EXERCISE AIM: Every record must be repeated exactly; omit any pictures they contain.

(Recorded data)

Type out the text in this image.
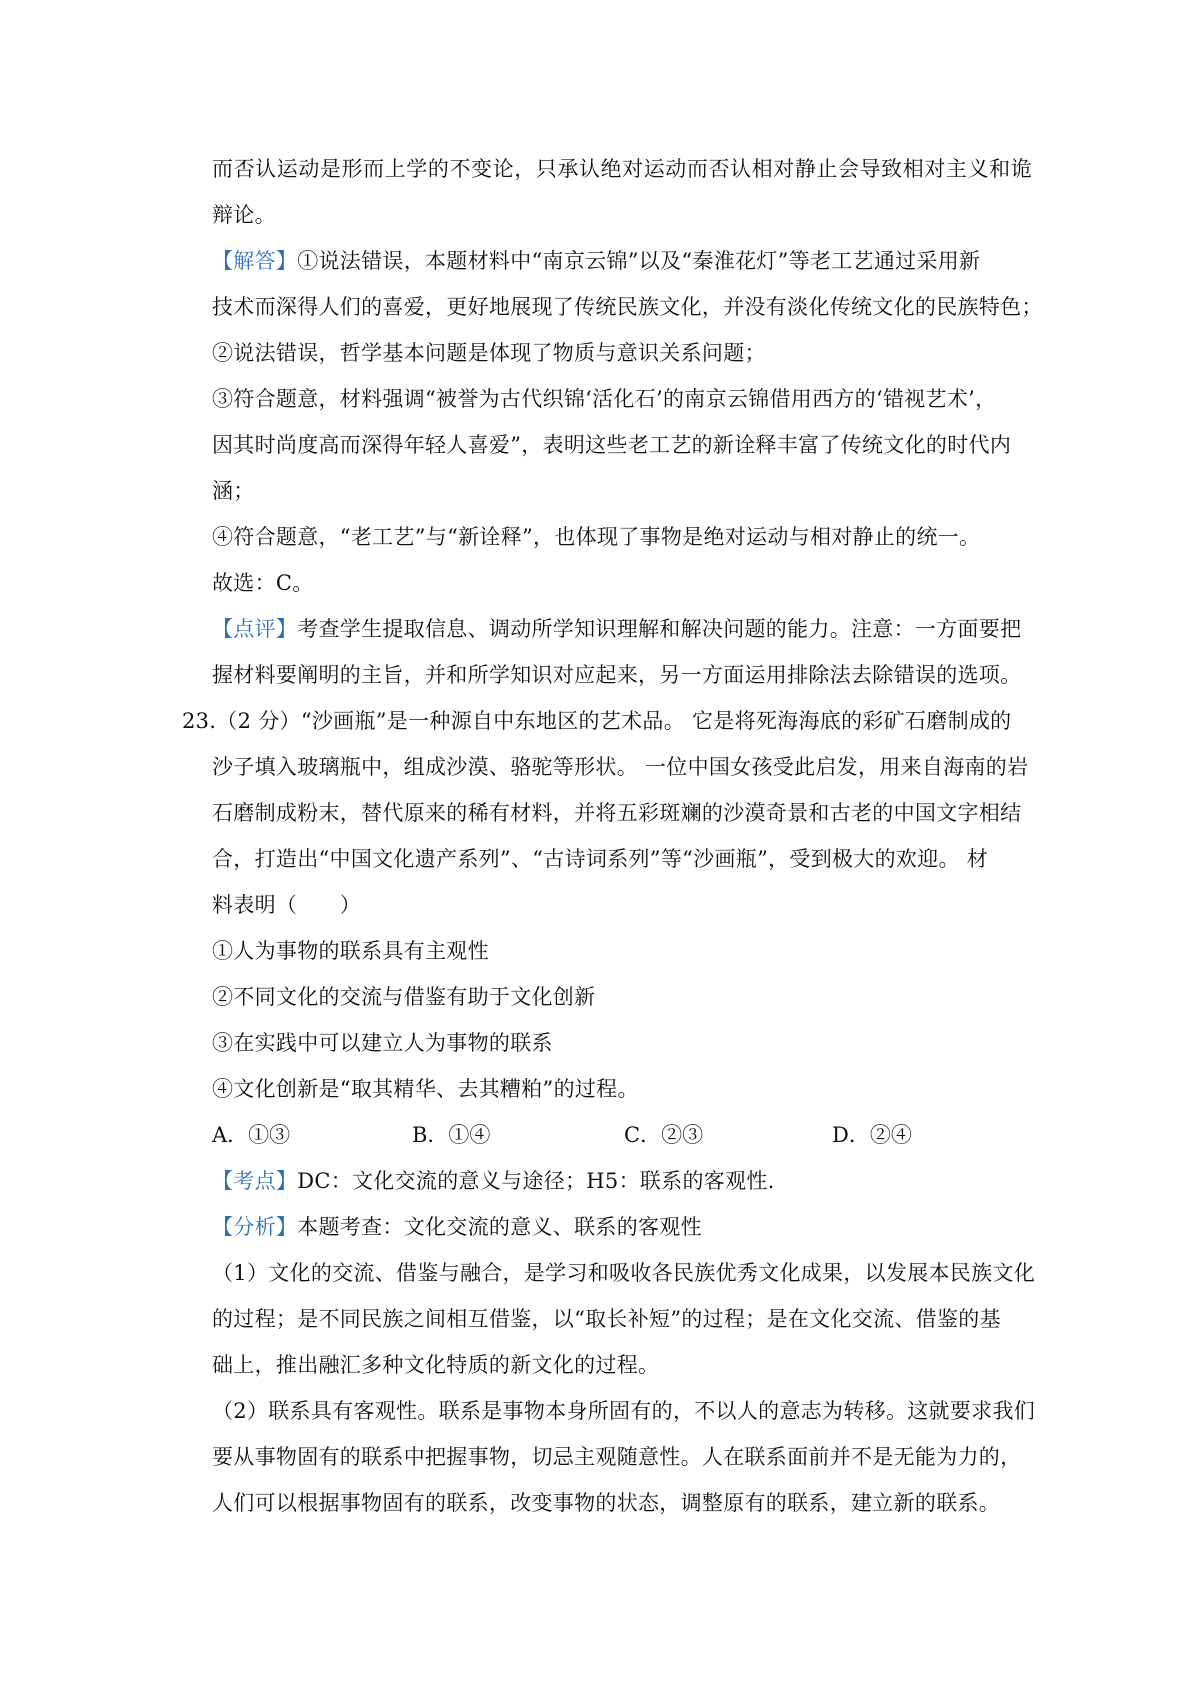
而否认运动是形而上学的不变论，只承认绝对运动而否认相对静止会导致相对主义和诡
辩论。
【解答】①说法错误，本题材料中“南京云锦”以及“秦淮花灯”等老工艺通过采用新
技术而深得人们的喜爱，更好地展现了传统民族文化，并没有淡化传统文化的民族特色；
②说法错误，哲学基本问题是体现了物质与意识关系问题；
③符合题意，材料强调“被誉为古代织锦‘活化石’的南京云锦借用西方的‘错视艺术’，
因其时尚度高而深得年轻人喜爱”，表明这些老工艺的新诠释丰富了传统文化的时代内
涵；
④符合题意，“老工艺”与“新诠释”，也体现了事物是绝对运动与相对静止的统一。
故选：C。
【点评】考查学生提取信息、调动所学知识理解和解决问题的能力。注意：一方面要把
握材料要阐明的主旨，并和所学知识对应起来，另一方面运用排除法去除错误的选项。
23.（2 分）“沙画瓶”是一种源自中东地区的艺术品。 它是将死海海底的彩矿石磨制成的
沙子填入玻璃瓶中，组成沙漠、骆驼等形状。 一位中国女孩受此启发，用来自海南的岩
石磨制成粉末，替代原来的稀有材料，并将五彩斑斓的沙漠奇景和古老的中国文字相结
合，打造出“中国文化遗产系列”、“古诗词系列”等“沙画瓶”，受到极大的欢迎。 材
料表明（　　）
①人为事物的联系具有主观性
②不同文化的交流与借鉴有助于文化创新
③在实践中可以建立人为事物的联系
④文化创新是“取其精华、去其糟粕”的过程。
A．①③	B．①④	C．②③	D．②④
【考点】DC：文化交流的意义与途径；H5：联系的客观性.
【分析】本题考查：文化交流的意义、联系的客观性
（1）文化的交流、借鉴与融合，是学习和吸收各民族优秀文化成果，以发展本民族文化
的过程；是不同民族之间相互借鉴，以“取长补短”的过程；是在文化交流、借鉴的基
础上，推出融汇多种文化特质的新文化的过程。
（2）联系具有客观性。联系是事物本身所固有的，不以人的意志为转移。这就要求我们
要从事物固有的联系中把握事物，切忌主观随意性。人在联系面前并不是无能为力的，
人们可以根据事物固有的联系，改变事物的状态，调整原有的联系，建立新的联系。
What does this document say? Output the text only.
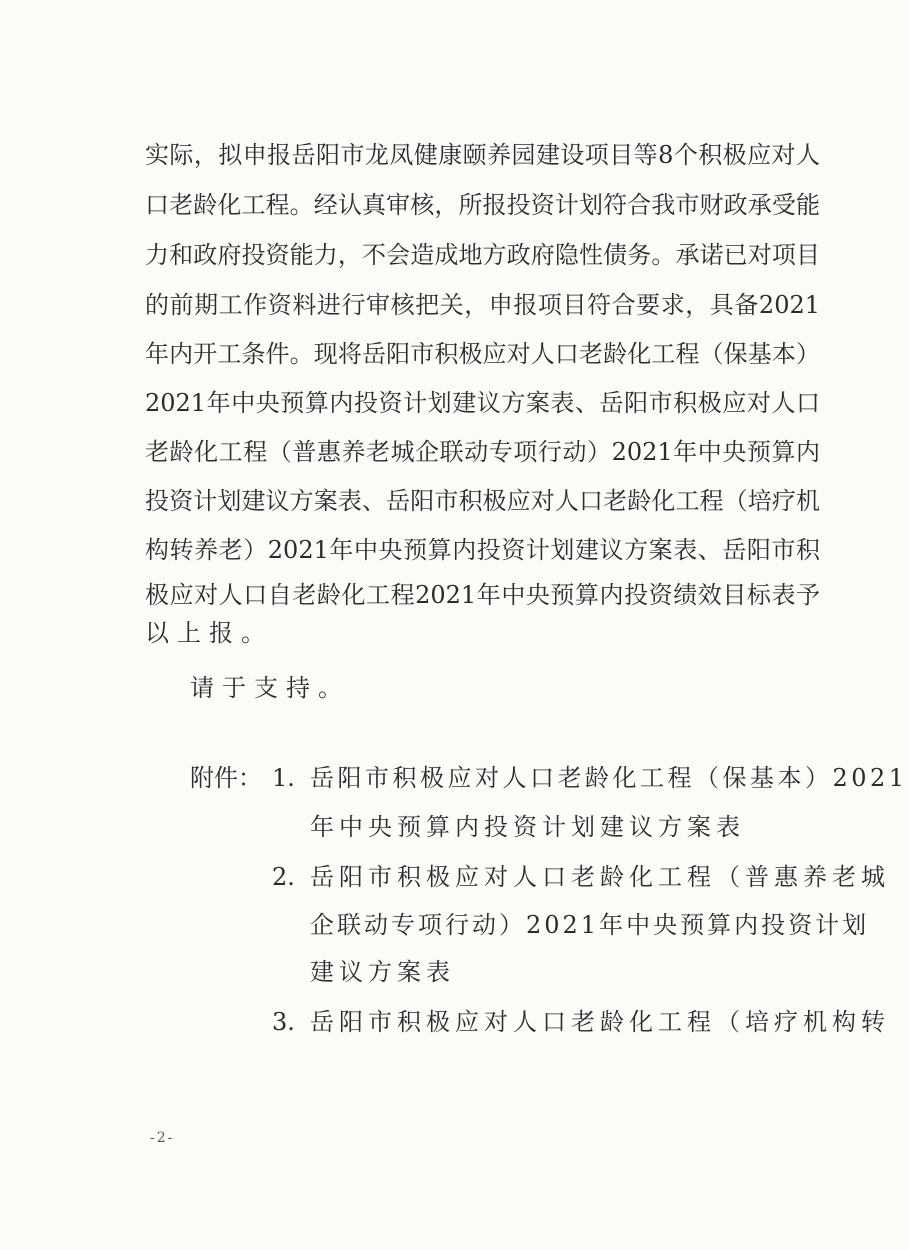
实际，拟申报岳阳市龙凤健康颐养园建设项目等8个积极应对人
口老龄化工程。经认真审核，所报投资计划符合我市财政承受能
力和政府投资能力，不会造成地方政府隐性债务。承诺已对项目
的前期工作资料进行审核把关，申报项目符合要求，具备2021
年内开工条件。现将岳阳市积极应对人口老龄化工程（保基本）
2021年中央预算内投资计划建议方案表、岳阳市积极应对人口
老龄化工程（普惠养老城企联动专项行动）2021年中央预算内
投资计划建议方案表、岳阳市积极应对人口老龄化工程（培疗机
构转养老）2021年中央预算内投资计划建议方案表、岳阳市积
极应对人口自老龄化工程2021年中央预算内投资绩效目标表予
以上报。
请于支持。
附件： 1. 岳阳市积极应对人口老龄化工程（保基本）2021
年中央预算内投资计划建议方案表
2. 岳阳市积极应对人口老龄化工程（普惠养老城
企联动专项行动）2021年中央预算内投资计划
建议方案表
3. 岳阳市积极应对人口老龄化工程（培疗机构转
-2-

RESPONSE:
Type out the text in this image.
而否认运动是形而上学的不变论，只承认绝对运动而否认相对静止会导致相对主义和诡
辩论。
【解答】①说法错误，本题材料中“南京云锦”以及“秦淮花灯”等老工艺通过采用新
技术而深得人们的喜爱，更好地展现了传统民族文化，并没有淡化传统文化的民族特色；
②说法错误，哲学基本问题是体现了物质与意识关系问题；
③符合题意，材料强调“被誉为古代织锦‘活化石’的南京云锦借用西方的‘错视艺术’，
因其时尚度高而深得年轻人喜爱”，表明这些老工艺的新诠释丰富了传统文化的时代内
涵；
④符合题意，“老工艺”与“新诠释”，也体现了事物是绝对运动与相对静止的统一。
故选：C。
【点评】考查学生提取信息、调动所学知识理解和解决问题的能力。注意：一方面要把
握材料要阐明的主旨，并和所学知识对应起来，另一方面运用排除法去除错误的选项。
23.（2 分）“沙画瓶”是一种源自中东地区的艺术品。 它是将死海海底的彩矿石磨制成的
沙子填入玻璃瓶中，组成沙漠、骆驼等形状。 一位中国女孩受此启发，用来自海南的岩
石磨制成粉末，替代原来的稀有材料，并将五彩斑斓的沙漠奇景和古老的中国文字相结
合，打造出“中国文化遗产系列”、“古诗词系列”等“沙画瓶”，受到极大的欢迎。 材
料表明（　　）
①人为事物的联系具有主观性
②不同文化的交流与借鉴有助于文化创新
③在实践中可以建立人为事物的联系
④文化创新是“取其精华、去其糟粕”的过程。
A．①③	B．①④	C．②③	D．②④
【考点】DC：文化交流的意义与途径；H5：联系的客观性.
【分析】本题考查：文化交流的意义、联系的客观性
（1）文化的交流、借鉴与融合，是学习和吸收各民族优秀文化成果，以发展本民族文化
的过程；是不同民族之间相互借鉴，以“取长补短”的过程；是在文化交流、借鉴的基
础上，推出融汇多种文化特质的新文化的过程。
（2）联系具有客观性。联系是事物本身所固有的，不以人的意志为转移。这就要求我们
要从事物固有的联系中把握事物，切忌主观随意性。人在联系面前并不是无能为力的，
人们可以根据事物固有的联系，改变事物的状态，调整原有的联系，建立新的联系。
What does this document say? Output the text only.
实际，拟申报岳阳市龙凤健康颐养园建设项目等8个积极应对人
口老龄化工程。经认真审核，所报投资计划符合我市财政承受能
力和政府投资能力，不会造成地方政府隐性债务。承诺已对项目
的前期工作资料进行审核把关，申报项目符合要求，具备2021
年内开工条件。现将岳阳市积极应对人口老龄化工程（保基本）
2021年中央预算内投资计划建议方案表、岳阳市积极应对人口
老龄化工程（普惠养老城企联动专项行动）2021年中央预算内
投资计划建议方案表、岳阳市积极应对人口老龄化工程（培疗机
构转养老）2021年中央预算内投资计划建议方案表、岳阳市积
极应对人口自老龄化工程2021年中央预算内投资绩效目标表予
以上报。
请于支持。
附件： 1. 岳阳市积极应对人口老龄化工程（保基本）2021
年中央预算内投资计划建议方案表
2. 岳阳市积极应对人口老龄化工程（普惠养老城
企联动专项行动）2021年中央预算内投资计划
建议方案表
3. 岳阳市积极应对人口老龄化工程（培疗机构转
-2-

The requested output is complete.